Extracted data entries:

· · ·

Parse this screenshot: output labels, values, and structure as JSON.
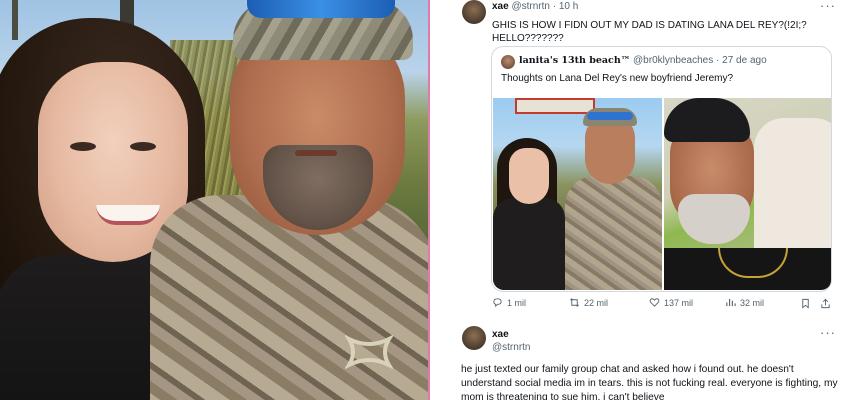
{
  "tweet1": {
    "name": "xae",
    "handle": "@strnrtn",
    "separator": "·",
    "time": "10 h",
    "more": "···",
    "text": "GHIS IS HOW I FIDN OUT MY DAD IS DATING LANA DEL REY?(!2I;? HELLO???????"
  },
  "quote": {
    "name": "lanita's 13th beach™",
    "handle": "@br0klynbeaches",
    "separator": "·",
    "date": "27 de ago",
    "text": "Thoughts on Lana Del Rey's new boyfriend Jeremy?"
  },
  "actions": {
    "replies": "1 mil",
    "retweets": "22 mil",
    "likes": "137 mil",
    "views": "32 mil"
  },
  "tweet2": {
    "name": "xae",
    "handle": "@strnrtn",
    "more": "···",
    "text": "he just texted our family group chat and asked how i found out. he doesn't understand social media im in tears. this is not fucking real. everyone is fighting, my mom is threatening to sue him, i can't believe"
  },
  "colors": {
    "divider": "#e07aa8",
    "text": "#0f1419",
    "muted": "#536471",
    "border": "#cfd9de"
  },
  "icons": [
    "reply-icon",
    "retweet-icon",
    "like-icon",
    "views-icon",
    "bookmark-icon",
    "share-icon",
    "more-icon"
  ]
}
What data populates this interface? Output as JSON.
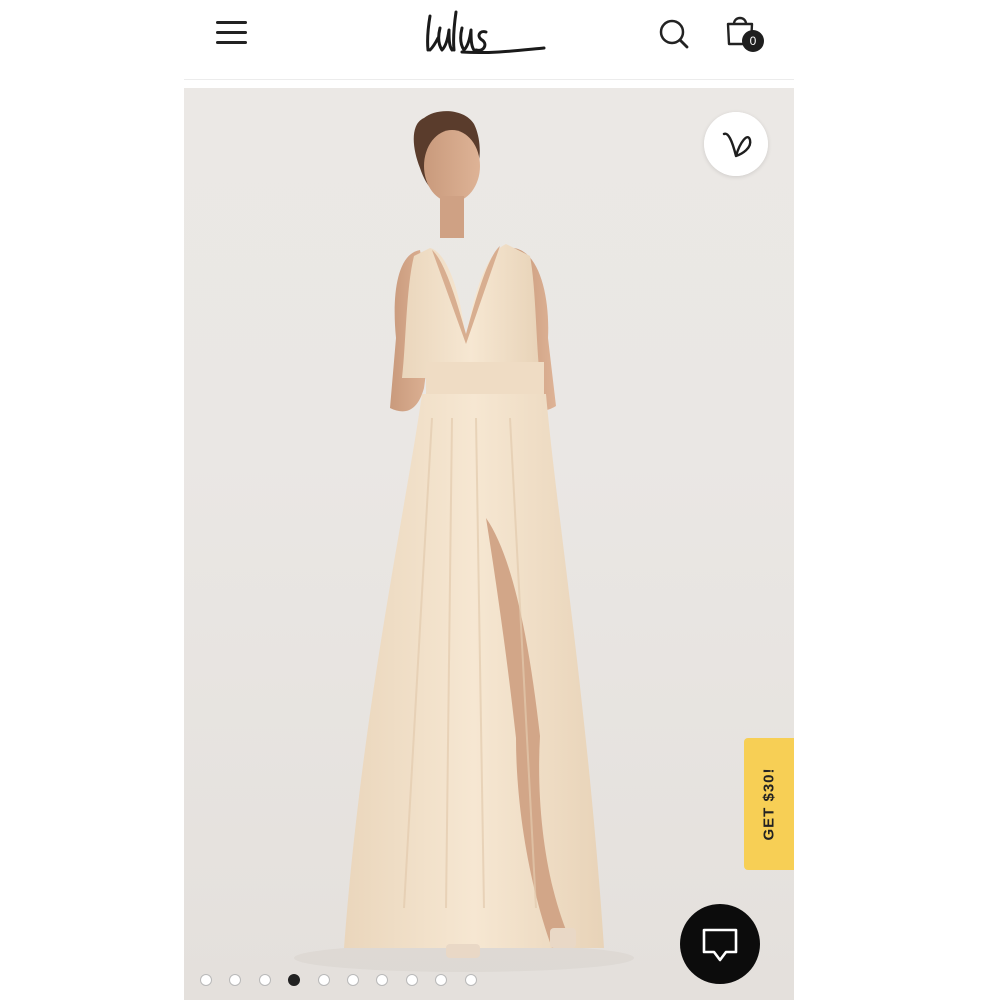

· · ·

Retype each line of the listing above word for word. Exclude the pictures.

Parse this screenshot: output labels, values, and structure as JSON.
{
  "tweet1": {
    "name": "xae",
    "handle": "@strnrtn",
    "separator": "·",
    "time": "10 h",
    "more": "···",
    "text": "GHIS IS HOW I FIDN OUT MY DAD IS DATING LANA DEL REY?(!2I;? HELLO???????"
  },
  "quote": {
    "name": "lanita's 13th beach™",
    "handle": "@br0klynbeaches",
    "separator": "·",
    "date": "27 de ago",
    "text": "Thoughts on Lana Del Rey's new boyfriend Jeremy?"
  },
  "actions": {
    "replies": "1 mil",
    "retweets": "22 mil",
    "likes": "137 mil",
    "views": "32 mil"
  },
  "tweet2": {
    "name": "xae",
    "handle": "@strnrtn",
    "more": "···",
    "text": "he just texted our family group chat and asked how i found out. he doesn't understand social media im in tears. this is not fucking real. everyone is fighting, my mom is threatening to sue him, i can't believe"
  },
  "colors": {
    "divider": "#e07aa8",
    "text": "#0f1419",
    "muted": "#536471",
    "border": "#cfd9de"
  },
  "icons": [
    "reply-icon",
    "retweet-icon",
    "like-icon",
    "views-icon",
    "bookmark-icon",
    "share-icon",
    "more-icon"
  ]
}
What data populates this interface? Output as JSON.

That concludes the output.